◆ Required task ◆
Gather every line from the entries below that includes "CrystApp".

◆ The input ◆
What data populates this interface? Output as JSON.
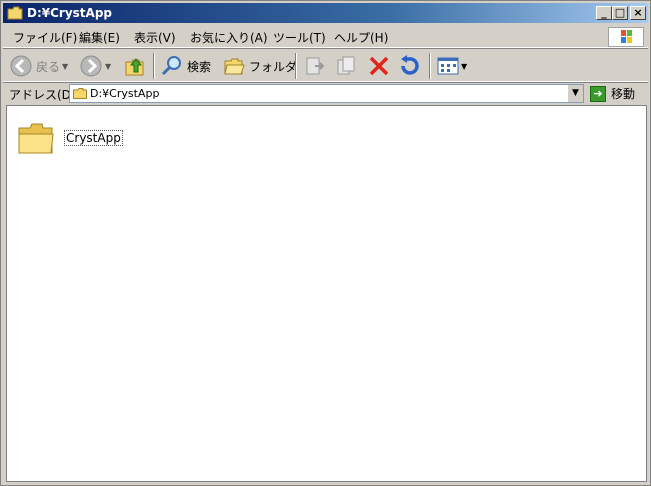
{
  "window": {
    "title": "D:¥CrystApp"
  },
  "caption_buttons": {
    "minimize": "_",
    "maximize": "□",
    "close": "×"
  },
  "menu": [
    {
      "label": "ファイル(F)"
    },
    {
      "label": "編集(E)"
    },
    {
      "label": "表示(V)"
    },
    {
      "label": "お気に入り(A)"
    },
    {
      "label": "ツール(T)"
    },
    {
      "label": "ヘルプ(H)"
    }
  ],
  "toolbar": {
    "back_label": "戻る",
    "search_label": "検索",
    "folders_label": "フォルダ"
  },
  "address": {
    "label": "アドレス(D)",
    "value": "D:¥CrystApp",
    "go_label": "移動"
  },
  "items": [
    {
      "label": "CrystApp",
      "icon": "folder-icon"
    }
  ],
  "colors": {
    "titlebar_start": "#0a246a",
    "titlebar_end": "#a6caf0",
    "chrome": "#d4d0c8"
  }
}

◆ Solution for this task ◆
    "title": "D:¥CrystApp"
    "value": "D:¥CrystApp",
      "label": "CrystApp",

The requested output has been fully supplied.